4.6 Measuring Change That is Meaningful for Patients in Economic Evaluations

Although payers are primarily interested in generic preference-based measures to compare the added value of interventions across diseases [95], patient-reported outcomes are becoming increasingly important in decision making by payers. Motor and respiratory function were the primary outcome measures assessed in the studies identified in this SLR. However, meaningful changes to patients with SMA, such as fine finger movements or the ability to turn one’s head, may not be captured by current scales for clinical trial endpoints [96]. Patients, caregivers and clinicians have also highlighted that outcome measures should assess aspects of SMA such as the ability to perform daily activities, respiratory function, swallowing, fatigue and endurance [97]. Indeed, from a survey of patients with Type 2/3 SMA, respiratory-related symptoms were commonly selected as having significant impact on life [98]. The models presented by Paracha et al. at ISPOR 2020 allowed for the application of utility decrements to disease-related impacts of interest such as respiratory support and orthopaedic conditions [94]. Guidance for clinical outcome assessments increasingly emphasises the inclusion of meaningful change at an individual patient level [99], and so this may be more routinely addressed in future economic evaluations in SMA.

#### Given entries
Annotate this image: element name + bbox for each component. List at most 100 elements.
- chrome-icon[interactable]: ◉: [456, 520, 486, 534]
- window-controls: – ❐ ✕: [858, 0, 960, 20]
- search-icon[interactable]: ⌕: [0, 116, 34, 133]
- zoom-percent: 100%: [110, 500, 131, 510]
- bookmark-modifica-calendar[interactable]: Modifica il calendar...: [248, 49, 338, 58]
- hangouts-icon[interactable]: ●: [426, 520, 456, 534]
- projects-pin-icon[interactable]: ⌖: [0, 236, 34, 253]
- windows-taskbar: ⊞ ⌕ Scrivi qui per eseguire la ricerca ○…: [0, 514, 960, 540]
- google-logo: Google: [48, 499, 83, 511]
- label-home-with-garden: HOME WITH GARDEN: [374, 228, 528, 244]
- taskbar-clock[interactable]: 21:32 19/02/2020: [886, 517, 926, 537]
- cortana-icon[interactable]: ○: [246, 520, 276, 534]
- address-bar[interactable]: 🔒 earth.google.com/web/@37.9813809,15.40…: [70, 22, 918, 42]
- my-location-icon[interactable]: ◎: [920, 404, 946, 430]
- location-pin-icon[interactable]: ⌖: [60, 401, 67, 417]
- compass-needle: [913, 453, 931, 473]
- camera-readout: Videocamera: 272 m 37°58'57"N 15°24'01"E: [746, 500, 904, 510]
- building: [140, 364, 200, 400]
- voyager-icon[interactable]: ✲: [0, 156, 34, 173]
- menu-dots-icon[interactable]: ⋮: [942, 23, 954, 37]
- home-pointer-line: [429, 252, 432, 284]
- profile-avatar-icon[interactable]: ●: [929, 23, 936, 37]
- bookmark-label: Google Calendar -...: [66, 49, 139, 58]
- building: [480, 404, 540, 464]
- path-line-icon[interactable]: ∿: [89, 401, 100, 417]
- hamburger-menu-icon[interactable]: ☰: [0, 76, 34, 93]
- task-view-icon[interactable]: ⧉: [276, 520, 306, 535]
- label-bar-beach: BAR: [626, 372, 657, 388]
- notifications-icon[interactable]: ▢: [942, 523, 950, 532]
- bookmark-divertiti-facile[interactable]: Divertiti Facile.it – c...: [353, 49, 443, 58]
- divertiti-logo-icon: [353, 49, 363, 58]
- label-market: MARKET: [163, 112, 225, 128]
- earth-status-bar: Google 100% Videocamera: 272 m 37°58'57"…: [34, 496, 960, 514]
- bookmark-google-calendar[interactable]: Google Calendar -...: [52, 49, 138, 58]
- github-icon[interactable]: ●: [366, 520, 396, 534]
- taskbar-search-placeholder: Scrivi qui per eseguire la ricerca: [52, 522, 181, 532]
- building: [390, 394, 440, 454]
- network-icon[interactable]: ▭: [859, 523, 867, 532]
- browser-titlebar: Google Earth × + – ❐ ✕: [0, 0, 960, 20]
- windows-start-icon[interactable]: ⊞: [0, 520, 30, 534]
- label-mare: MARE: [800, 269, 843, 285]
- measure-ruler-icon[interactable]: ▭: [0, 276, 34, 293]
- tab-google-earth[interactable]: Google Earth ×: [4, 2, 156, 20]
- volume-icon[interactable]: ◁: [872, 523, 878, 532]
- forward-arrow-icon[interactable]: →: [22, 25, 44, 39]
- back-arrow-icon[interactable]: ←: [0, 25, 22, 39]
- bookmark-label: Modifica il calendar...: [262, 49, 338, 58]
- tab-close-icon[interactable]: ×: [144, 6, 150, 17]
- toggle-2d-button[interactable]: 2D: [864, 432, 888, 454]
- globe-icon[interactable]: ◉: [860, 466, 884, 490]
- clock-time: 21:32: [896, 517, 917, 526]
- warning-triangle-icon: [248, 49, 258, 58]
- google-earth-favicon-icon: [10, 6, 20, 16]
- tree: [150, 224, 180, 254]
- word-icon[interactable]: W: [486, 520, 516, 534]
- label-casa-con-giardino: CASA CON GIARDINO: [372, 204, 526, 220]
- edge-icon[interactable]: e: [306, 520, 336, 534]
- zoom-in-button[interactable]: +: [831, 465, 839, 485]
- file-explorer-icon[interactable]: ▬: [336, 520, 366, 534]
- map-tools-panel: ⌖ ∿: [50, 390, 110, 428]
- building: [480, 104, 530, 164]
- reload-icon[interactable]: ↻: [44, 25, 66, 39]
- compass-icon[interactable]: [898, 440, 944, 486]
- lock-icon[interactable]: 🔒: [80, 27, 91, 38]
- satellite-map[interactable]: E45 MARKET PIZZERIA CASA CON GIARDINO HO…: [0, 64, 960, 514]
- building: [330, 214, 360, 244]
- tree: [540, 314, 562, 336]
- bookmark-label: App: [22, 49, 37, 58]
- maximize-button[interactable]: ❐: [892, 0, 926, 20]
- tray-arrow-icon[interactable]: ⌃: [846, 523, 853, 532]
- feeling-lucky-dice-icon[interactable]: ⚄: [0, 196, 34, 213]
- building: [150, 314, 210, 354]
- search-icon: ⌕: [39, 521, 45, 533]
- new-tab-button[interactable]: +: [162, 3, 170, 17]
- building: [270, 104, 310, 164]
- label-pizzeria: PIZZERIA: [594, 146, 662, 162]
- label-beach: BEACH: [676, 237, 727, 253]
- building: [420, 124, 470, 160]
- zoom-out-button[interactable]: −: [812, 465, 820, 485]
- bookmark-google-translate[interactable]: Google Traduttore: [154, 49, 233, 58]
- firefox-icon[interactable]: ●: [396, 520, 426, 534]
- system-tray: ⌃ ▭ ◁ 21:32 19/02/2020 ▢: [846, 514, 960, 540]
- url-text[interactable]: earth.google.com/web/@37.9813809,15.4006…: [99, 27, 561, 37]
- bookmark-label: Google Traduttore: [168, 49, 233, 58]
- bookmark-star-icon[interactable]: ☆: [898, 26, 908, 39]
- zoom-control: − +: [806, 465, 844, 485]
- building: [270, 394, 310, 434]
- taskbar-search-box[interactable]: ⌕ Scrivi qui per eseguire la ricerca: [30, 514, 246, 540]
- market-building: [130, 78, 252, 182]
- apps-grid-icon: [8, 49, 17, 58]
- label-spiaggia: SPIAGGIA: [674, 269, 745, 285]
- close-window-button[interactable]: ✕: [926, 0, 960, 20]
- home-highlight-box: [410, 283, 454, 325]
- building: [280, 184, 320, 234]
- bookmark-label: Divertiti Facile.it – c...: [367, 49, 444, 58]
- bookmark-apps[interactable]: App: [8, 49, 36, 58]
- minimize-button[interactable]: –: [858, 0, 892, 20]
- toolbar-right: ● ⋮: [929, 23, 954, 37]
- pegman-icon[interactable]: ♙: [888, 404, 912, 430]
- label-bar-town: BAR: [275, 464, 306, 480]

#### Work required
Answer these about the passage on SMA outcome measures:
1. Which outcome measures were primary in the studies identified in the SLR?
2. In the survey of patients with Type 2/3 SMA, which symptoms were commonly selected as having significant impact on life?
3. Where did Paracha et al. present their models?
The rows have nothing to do with the text.

#### Worked solution
1. Motor and respiratory function.
2. Respiratory-related symptoms.
3. At ISPOR 2020.